GIVEN INSTRUCTION: Transcribe the listing that follows in full, omitting pictures.

MATERIAL FOR THIS TASK:
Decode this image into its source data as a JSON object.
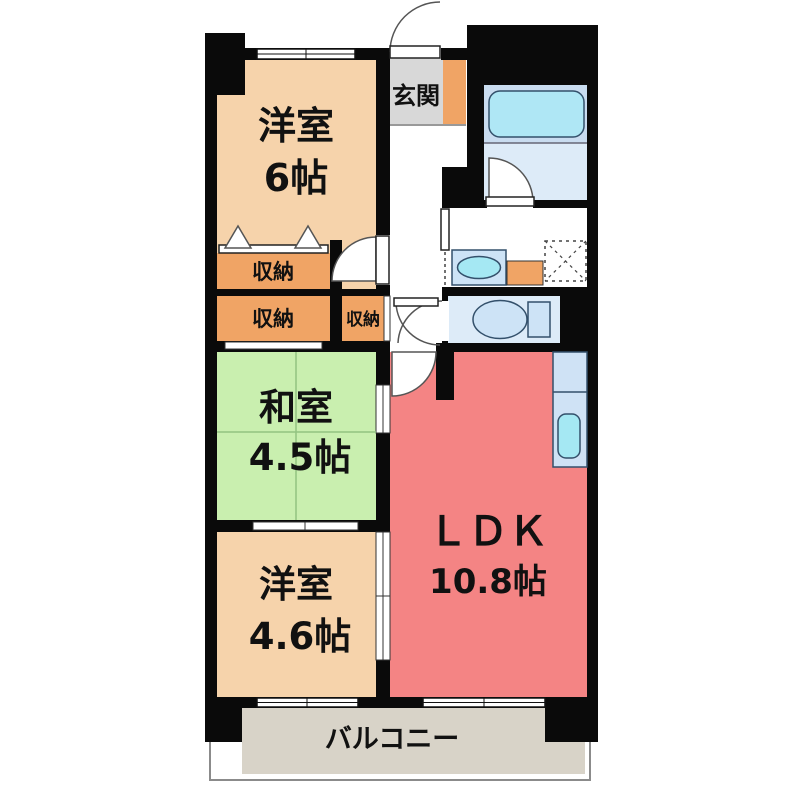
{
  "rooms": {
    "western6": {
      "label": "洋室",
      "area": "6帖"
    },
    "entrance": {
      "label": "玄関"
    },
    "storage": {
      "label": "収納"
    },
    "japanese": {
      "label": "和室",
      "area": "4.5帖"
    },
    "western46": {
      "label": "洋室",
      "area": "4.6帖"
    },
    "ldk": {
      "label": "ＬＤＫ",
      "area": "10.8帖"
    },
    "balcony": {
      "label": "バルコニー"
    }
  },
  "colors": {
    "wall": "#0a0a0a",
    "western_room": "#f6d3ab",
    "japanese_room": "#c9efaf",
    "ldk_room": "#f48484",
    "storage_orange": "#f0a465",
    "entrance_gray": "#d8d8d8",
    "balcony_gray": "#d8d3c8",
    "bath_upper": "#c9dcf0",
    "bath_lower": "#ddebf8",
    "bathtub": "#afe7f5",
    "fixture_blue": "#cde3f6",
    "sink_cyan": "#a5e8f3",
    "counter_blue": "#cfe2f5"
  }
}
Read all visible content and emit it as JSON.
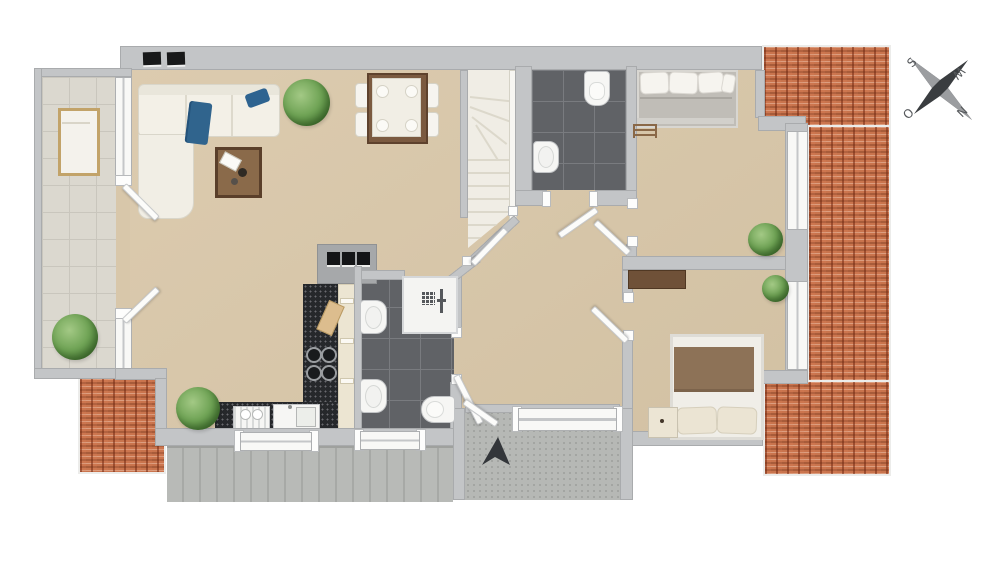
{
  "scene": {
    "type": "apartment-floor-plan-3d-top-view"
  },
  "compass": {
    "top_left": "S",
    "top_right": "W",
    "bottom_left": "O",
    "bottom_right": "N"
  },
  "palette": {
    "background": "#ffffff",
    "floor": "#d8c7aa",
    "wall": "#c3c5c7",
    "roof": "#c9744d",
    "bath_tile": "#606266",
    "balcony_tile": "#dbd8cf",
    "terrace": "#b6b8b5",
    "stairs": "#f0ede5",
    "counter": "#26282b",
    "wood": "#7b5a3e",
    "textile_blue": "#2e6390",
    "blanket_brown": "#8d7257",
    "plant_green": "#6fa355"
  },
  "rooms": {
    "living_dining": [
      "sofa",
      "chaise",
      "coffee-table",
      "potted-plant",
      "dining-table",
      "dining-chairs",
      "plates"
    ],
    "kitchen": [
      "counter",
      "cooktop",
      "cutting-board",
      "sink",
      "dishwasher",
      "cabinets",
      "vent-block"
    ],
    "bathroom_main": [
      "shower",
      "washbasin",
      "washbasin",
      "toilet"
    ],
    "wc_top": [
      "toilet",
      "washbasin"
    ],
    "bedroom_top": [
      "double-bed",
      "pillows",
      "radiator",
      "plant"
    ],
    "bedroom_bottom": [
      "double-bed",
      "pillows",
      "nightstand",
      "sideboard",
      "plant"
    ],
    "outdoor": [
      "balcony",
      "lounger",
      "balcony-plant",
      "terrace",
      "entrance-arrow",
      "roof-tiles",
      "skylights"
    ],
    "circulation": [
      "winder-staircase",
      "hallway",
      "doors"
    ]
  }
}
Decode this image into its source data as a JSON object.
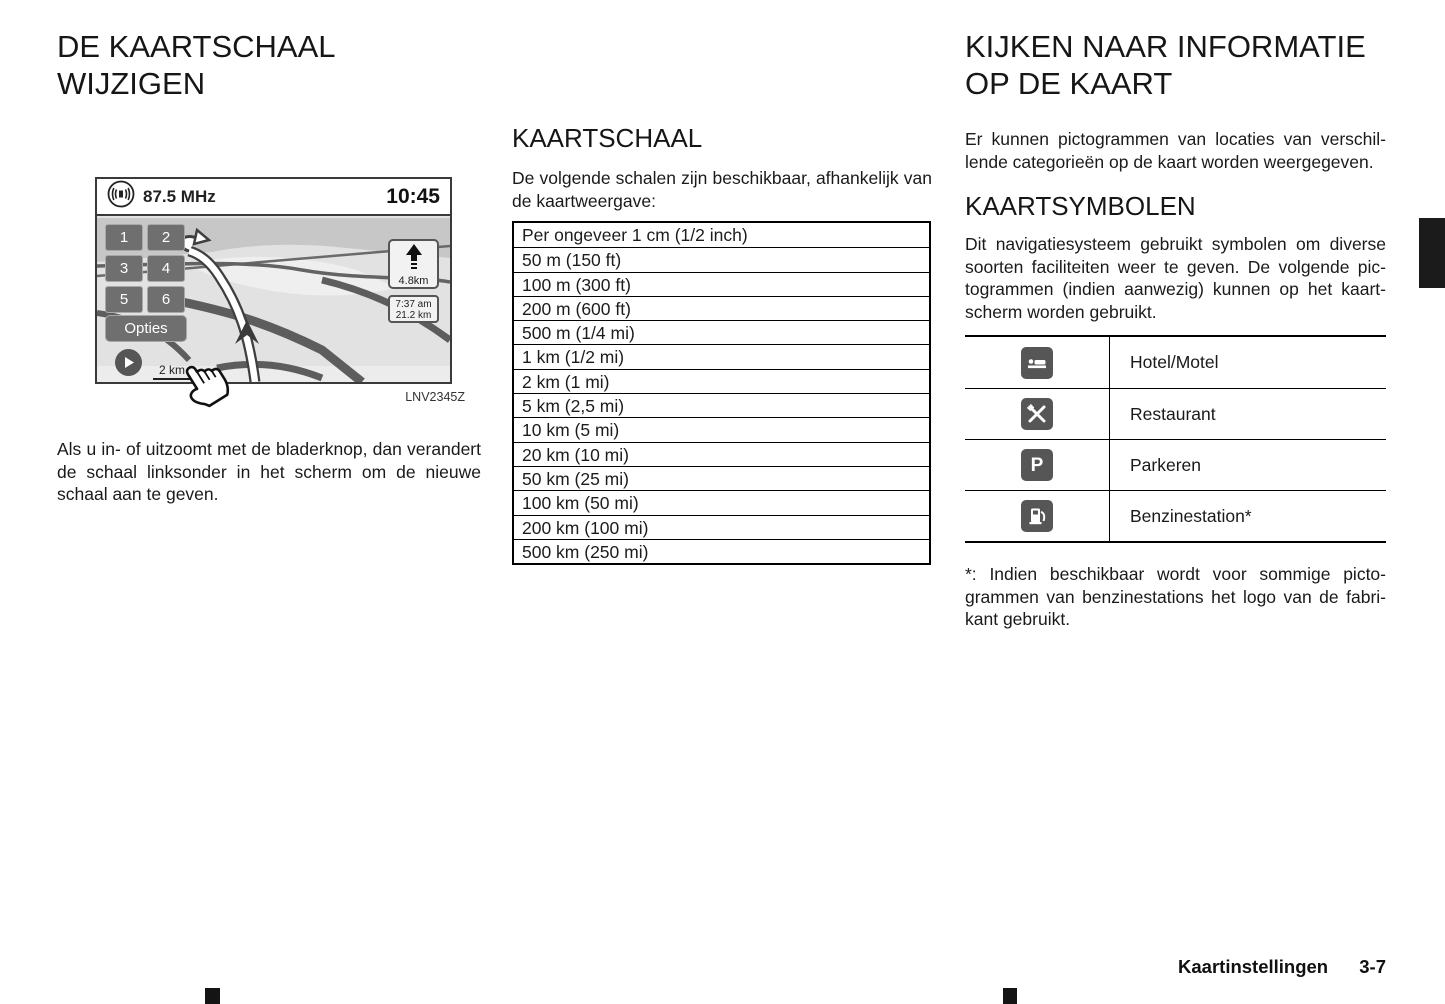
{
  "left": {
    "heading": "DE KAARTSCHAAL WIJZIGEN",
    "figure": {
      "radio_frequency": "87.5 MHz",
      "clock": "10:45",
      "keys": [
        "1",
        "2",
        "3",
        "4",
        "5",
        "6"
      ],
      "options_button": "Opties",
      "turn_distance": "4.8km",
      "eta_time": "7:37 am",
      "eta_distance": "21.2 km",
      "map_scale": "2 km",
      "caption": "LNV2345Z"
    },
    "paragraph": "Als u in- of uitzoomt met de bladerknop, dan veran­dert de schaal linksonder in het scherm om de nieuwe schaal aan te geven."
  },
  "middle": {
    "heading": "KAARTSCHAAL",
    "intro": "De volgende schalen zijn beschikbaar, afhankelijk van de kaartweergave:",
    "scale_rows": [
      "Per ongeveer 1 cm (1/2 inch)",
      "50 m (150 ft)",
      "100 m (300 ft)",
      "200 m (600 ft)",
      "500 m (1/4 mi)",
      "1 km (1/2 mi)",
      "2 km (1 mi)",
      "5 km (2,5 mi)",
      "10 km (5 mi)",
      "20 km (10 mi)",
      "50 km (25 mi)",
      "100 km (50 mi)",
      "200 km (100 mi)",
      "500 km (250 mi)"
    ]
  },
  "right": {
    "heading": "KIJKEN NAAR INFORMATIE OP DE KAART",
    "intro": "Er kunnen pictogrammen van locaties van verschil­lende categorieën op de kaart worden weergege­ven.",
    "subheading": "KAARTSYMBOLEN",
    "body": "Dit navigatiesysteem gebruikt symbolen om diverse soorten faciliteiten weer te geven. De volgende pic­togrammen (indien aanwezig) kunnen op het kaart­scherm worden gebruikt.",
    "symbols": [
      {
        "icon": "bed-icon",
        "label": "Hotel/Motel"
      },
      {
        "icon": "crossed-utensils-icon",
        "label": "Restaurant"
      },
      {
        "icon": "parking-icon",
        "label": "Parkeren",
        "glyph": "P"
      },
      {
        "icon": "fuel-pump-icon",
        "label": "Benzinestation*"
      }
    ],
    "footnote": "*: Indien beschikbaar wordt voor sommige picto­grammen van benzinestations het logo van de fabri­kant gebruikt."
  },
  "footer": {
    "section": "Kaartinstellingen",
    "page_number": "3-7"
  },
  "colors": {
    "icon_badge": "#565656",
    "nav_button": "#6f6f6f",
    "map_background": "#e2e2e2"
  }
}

COMPLETE ANSWER:
Decode this image into its source data as a JSON object.
{
  "rooms": {
    "western6": {
      "label": "洋室",
      "area": "6帖"
    },
    "entrance": {
      "label": "玄関"
    },
    "storage": {
      "label": "収納"
    },
    "japanese": {
      "label": "和室",
      "area": "4.5帖"
    },
    "western46": {
      "label": "洋室",
      "area": "4.6帖"
    },
    "ldk": {
      "label": "ＬＤＫ",
      "area": "10.8帖"
    },
    "balcony": {
      "label": "バルコニー"
    }
  },
  "colors": {
    "wall": "#0a0a0a",
    "western_room": "#f6d3ab",
    "japanese_room": "#c9efaf",
    "ldk_room": "#f48484",
    "storage_orange": "#f0a465",
    "entrance_gray": "#d8d8d8",
    "balcony_gray": "#d8d3c8",
    "bath_upper": "#c9dcf0",
    "bath_lower": "#ddebf8",
    "bathtub": "#afe7f5",
    "fixture_blue": "#cde3f6",
    "sink_cyan": "#a5e8f3",
    "counter_blue": "#cfe2f5"
  }
}
Read all visible content and emit it as JSON.
{
  "scene": {
    "type": "apartment-floor-plan-3d-top-view"
  },
  "compass": {
    "top_left": "S",
    "top_right": "W",
    "bottom_left": "O",
    "bottom_right": "N"
  },
  "palette": {
    "background": "#ffffff",
    "floor": "#d8c7aa",
    "wall": "#c3c5c7",
    "roof": "#c9744d",
    "bath_tile": "#606266",
    "balcony_tile": "#dbd8cf",
    "terrace": "#b6b8b5",
    "stairs": "#f0ede5",
    "counter": "#26282b",
    "wood": "#7b5a3e",
    "textile_blue": "#2e6390",
    "blanket_brown": "#8d7257",
    "plant_green": "#6fa355"
  },
  "rooms": {
    "living_dining": [
      "sofa",
      "chaise",
      "coffee-table",
      "potted-plant",
      "dining-table",
      "dining-chairs",
      "plates"
    ],
    "kitchen": [
      "counter",
      "cooktop",
      "cutting-board",
      "sink",
      "dishwasher",
      "cabinets",
      "vent-block"
    ],
    "bathroom_main": [
      "shower",
      "washbasin",
      "washbasin",
      "toilet"
    ],
    "wc_top": [
      "toilet",
      "washbasin"
    ],
    "bedroom_top": [
      "double-bed",
      "pillows",
      "radiator",
      "plant"
    ],
    "bedroom_bottom": [
      "double-bed",
      "pillows",
      "nightstand",
      "sideboard",
      "plant"
    ],
    "outdoor": [
      "balcony",
      "lounger",
      "balcony-plant",
      "terrace",
      "entrance-arrow",
      "roof-tiles",
      "skylights"
    ],
    "circulation": [
      "winder-staircase",
      "hallway",
      "doors"
    ]
  }
}
Decode this image into its source data as a JSON object.
{
  "left": {
    "heading": "DE KAARTSCHAAL WIJZIGEN",
    "figure": {
      "radio_frequency": "87.5 MHz",
      "clock": "10:45",
      "keys": [
        "1",
        "2",
        "3",
        "4",
        "5",
        "6"
      ],
      "options_button": "Opties",
      "turn_distance": "4.8km",
      "eta_time": "7:37 am",
      "eta_distance": "21.2 km",
      "map_scale": "2 km",
      "caption": "LNV2345Z"
    },
    "paragraph": "Als u in- of uitzoomt met de bladerknop, dan veran­dert de schaal linksonder in het scherm om de nieuwe schaal aan te geven."
  },
  "middle": {
    "heading": "KAARTSCHAAL",
    "intro": "De volgende schalen zijn beschikbaar, afhankelijk van de kaartweergave:",
    "scale_rows": [
      "Per ongeveer 1 cm (1/2 inch)",
      "50 m (150 ft)",
      "100 m (300 ft)",
      "200 m (600 ft)",
      "500 m (1/4 mi)",
      "1 km (1/2 mi)",
      "2 km (1 mi)",
      "5 km (2,5 mi)",
      "10 km (5 mi)",
      "20 km (10 mi)",
      "50 km (25 mi)",
      "100 km (50 mi)",
      "200 km (100 mi)",
      "500 km (250 mi)"
    ]
  },
  "right": {
    "heading": "KIJKEN NAAR INFORMATIE OP DE KAART",
    "intro": "Er kunnen pictogrammen van locaties van verschil­lende categorieën op de kaart worden weergege­ven.",
    "subheading": "KAARTSYMBOLEN",
    "body": "Dit navigatiesysteem gebruikt symbolen om diverse soorten faciliteiten weer te geven. De volgende pic­togrammen (indien aanwezig) kunnen op het kaart­scherm worden gebruikt.",
    "symbols": [
      {
        "icon": "bed-icon",
        "label": "Hotel/Motel"
      },
      {
        "icon": "crossed-utensils-icon",
        "label": "Restaurant"
      },
      {
        "icon": "parking-icon",
        "label": "Parkeren",
        "glyph": "P"
      },
      {
        "icon": "fuel-pump-icon",
        "label": "Benzinestation*"
      }
    ],
    "footnote": "*: Indien beschikbaar wordt voor sommige picto­grammen van benzinestations het logo van de fabri­kant gebruikt."
  },
  "footer": {
    "section": "Kaartinstellingen",
    "page_number": "3-7"
  },
  "colors": {
    "icon_badge": "#565656",
    "nav_button": "#6f6f6f",
    "map_background": "#e2e2e2"
  }
}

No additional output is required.